SET EXERCISE ▸ Every line that contains the word "text" should be copied.

DATASET RECORDS ▸
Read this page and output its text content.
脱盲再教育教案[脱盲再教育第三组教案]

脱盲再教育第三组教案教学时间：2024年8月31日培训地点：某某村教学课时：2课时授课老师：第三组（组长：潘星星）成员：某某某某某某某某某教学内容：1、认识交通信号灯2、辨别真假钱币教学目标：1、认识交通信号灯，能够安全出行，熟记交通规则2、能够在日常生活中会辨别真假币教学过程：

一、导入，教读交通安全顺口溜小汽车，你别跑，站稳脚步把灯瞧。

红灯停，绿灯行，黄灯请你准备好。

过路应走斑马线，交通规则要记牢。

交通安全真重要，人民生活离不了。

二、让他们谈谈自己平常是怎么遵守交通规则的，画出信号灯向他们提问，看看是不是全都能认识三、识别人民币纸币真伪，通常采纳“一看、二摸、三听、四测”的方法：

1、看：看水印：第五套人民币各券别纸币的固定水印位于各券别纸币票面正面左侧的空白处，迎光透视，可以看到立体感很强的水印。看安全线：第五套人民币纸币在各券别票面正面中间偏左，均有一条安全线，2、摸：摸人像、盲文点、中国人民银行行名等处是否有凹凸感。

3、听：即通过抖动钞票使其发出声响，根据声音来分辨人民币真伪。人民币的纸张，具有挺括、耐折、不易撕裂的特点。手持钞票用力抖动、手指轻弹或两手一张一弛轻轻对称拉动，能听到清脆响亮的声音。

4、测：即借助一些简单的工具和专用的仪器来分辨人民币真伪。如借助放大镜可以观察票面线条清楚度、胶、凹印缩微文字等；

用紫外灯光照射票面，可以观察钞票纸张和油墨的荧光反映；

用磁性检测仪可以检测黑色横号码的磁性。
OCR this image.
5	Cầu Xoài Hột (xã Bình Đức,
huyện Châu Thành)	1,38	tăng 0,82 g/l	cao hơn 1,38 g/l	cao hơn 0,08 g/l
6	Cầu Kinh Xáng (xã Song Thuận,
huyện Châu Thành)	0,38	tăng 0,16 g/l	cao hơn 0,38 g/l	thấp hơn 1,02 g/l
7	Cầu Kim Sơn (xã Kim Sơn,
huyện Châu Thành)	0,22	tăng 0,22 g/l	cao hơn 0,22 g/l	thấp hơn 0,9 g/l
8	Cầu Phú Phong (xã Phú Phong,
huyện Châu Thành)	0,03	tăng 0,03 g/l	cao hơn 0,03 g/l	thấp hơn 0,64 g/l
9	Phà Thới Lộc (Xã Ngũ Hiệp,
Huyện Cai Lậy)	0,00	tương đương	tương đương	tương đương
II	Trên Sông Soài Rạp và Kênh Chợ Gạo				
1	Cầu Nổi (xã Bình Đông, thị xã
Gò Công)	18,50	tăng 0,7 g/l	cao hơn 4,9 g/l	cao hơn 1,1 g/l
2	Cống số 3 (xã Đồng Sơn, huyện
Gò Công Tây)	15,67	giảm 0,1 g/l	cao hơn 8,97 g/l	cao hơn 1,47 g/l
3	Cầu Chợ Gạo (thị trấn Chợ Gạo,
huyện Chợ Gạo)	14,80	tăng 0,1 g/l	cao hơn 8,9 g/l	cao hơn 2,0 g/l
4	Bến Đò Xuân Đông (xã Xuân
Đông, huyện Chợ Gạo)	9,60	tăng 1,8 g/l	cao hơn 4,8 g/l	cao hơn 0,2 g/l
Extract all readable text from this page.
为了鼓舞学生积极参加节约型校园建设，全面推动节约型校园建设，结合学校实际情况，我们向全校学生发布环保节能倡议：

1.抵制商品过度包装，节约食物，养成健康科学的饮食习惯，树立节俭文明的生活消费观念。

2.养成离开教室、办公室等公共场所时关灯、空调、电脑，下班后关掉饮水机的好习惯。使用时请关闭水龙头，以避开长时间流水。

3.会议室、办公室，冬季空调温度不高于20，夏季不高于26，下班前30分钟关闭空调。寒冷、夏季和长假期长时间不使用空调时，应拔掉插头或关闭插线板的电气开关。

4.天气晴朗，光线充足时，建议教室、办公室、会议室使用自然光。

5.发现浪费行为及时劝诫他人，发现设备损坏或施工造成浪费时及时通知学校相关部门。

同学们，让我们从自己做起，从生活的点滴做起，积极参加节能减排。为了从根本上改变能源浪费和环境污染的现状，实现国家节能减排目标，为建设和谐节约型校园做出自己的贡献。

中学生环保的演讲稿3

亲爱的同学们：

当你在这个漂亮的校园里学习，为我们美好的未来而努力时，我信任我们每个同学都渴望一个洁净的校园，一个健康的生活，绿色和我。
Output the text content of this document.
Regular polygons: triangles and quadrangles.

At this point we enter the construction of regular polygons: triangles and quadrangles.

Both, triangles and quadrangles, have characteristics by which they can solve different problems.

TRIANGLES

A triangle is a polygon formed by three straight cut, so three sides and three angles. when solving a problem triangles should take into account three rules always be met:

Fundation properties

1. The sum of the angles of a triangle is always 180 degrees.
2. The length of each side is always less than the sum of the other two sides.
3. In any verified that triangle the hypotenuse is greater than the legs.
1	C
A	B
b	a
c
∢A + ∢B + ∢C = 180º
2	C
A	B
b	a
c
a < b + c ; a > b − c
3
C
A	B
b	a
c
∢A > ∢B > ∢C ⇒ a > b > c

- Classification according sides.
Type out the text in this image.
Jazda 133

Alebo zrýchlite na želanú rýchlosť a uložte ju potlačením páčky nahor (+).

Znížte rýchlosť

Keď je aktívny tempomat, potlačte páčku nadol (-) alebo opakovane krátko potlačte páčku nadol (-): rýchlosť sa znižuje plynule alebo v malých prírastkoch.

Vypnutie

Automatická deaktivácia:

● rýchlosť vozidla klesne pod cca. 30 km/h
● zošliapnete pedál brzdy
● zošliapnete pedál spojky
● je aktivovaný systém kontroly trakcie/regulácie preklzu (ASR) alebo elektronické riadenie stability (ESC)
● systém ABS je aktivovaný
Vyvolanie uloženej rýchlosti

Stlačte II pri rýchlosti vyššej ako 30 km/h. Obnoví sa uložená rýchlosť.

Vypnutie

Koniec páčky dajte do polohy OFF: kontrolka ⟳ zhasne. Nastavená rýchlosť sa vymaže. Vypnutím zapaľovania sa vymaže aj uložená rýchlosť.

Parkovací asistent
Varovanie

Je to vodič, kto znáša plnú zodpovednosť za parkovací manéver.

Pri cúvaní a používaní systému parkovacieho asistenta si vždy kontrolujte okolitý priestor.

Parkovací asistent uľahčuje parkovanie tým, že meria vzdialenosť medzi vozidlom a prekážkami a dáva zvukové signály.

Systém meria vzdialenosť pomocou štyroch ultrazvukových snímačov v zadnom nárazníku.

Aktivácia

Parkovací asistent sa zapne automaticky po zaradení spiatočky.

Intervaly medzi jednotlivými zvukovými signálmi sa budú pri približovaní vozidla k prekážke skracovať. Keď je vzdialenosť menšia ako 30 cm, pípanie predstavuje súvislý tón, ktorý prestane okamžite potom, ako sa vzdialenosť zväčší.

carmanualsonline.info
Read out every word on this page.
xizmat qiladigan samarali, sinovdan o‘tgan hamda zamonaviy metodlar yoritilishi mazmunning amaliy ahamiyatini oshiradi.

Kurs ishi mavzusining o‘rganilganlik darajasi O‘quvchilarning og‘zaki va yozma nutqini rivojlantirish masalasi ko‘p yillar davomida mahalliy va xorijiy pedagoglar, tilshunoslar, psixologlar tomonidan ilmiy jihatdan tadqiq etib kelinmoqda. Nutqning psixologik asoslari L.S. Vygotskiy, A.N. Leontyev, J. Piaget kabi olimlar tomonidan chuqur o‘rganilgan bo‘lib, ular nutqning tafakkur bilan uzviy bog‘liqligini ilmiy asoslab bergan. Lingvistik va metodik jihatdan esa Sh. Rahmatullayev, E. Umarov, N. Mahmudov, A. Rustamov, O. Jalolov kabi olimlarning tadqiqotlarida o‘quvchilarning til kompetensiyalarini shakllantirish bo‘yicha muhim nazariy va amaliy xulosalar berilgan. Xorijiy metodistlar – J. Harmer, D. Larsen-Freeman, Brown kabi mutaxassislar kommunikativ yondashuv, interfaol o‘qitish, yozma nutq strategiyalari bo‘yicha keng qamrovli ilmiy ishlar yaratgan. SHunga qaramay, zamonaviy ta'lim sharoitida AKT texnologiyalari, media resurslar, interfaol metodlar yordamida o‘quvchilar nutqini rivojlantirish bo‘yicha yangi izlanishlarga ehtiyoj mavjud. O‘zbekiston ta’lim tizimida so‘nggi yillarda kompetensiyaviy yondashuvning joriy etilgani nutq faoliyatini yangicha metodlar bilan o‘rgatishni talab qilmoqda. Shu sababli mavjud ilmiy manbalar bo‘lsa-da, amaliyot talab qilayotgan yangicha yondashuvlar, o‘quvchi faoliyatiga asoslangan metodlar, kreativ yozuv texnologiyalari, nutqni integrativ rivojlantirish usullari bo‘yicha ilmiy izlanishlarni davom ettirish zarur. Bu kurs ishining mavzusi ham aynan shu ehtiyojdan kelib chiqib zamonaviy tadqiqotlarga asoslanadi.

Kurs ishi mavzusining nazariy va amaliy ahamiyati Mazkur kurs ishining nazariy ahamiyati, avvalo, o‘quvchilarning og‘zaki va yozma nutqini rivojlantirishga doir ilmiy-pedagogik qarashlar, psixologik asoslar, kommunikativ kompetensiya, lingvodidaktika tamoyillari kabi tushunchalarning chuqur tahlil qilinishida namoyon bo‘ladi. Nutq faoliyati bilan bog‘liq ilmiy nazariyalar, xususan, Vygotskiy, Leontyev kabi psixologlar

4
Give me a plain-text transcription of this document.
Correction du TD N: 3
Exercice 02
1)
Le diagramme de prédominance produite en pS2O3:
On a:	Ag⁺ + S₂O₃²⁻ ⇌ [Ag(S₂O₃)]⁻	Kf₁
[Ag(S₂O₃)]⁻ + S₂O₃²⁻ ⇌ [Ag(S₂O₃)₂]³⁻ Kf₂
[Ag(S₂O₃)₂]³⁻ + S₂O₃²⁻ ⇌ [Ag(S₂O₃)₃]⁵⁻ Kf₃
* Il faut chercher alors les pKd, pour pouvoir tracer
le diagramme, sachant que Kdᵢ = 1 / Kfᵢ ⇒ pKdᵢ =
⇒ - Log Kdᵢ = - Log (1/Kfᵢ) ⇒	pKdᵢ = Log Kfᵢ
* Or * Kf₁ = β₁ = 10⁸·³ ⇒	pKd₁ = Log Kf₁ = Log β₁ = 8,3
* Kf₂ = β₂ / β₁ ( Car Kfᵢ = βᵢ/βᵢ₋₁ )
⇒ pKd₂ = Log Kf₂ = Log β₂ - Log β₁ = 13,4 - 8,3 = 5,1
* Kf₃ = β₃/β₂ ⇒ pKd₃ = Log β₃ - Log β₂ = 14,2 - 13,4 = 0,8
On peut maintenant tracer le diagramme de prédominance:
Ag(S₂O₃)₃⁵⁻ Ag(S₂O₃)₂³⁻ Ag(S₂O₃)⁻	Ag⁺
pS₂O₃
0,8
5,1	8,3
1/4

TASK OUTPUT ▸
Read this page and output its text content.
Extract all readable text from this page.
Output the text content of this document.
Type out the text in this image.
Give me a plain-text transcription of this document.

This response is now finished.